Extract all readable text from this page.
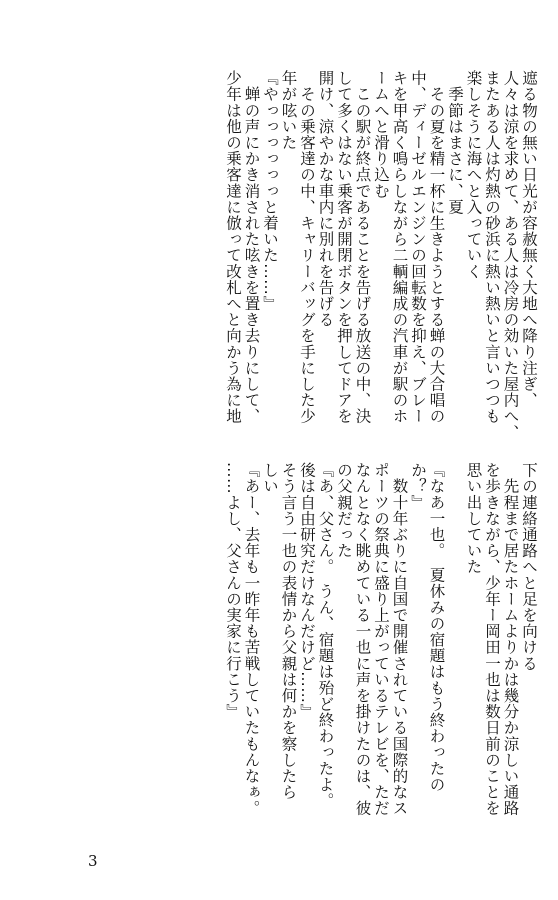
遮る物の無い日光が容赦無く大地へ降り注ぎ、
人々は涼を求めて、ある人は冷房の効いた屋内へ、
またある人は灼熱の砂浜に熱い熱いと言いつつも
楽しそうに海へと入っていく
　季節はまさに、夏
　その夏を精一杯に生きようとする蝉の大合唱の
中、ディーゼルエンジンの回転数を抑え、ブレー
キを甲高く鳴らしながら二輌編成の汽車が駅のホ
ームへと滑り込む
　この駅が終点であることを告げる放送の中、決
して多くはない乗客が開閉ボタンを押してドアを
開け、涼やかな車内に別れを告げる
　その乗客達の中、キャリーバッグを手にした少
年が呟いた
『やっっっっっっと着いた……』
　蝉の声にかき消された呟きを置き去りにして、
少年は他の乗客達に倣って改札へと向かう為に地
下の連絡通路へと足を向ける
　先程まで居たホームよりかは幾分か涼しい通路
を歩きながら、少年ー岡田一也は数日前のことを
思い出していた

『なあ一也。　夏休みの宿題はもう終わったの
か？』
　数十年ぶりに自国で開催されている国際的なス
ポーツの祭典に盛り上がっているテレビを、ただ
なんとなく眺めている一也に声を掛けたのは、彼
の父親だった
『あ、父さん。　うん、宿題は殆ど終わったよ。
後は自由研究だけなんだけど……』
そう言う一也の表情から父親は何かを察したら
しい
『あー、去年も一昨年も苦戦していたもんなぁ。
……よし、父さんの実家に行こう』
3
——
PROMPT: Retype the whole listing exactly and leave the pictures out.

ANSWER TO THE TASK:
Extract all readable text from this page.
遮る物の無い日光が容赦無く大地へ降り注ぎ、
人々は涼を求めて、ある人は冷房の効いた屋内へ、
またある人は灼熱の砂浜に熱い熱いと言いつつも
楽しそうに海へと入っていく
　季節はまさに、夏
　その夏を精一杯に生きようとする蝉の大合唱の
中、ディーゼルエンジンの回転数を抑え、ブレー
キを甲高く鳴らしながら二輌編成の汽車が駅のホ
ームへと滑り込む
　この駅が終点であることを告げる放送の中、決
して多くはない乗客が開閉ボタンを押してドアを
開け、涼やかな車内に別れを告げる
　その乗客達の中、キャリーバッグを手にした少
年が呟いた
『やっっっっっっと着いた……』
　蝉の声にかき消された呟きを置き去りにして、
少年は他の乗客達に倣って改札へと向かう為に地
下の連絡通路へと足を向ける
　先程まで居たホームよりかは幾分か涼しい通路
を歩きながら、少年ー岡田一也は数日前のことを
思い出していた

『なあ一也。　夏休みの宿題はもう終わったの
か？』
　数十年ぶりに自国で開催されている国際的なス
ポーツの祭典に盛り上がっているテレビを、ただ
なんとなく眺めている一也に声を掛けたのは、彼
の父親だった
『あ、父さん。　うん、宿題は殆ど終わったよ。
後は自由研究だけなんだけど……』
そう言う一也の表情から父親は何かを察したら
しい
『あー、去年も一昨年も苦戦していたもんなぁ。
……よし、父さんの実家に行こう』
3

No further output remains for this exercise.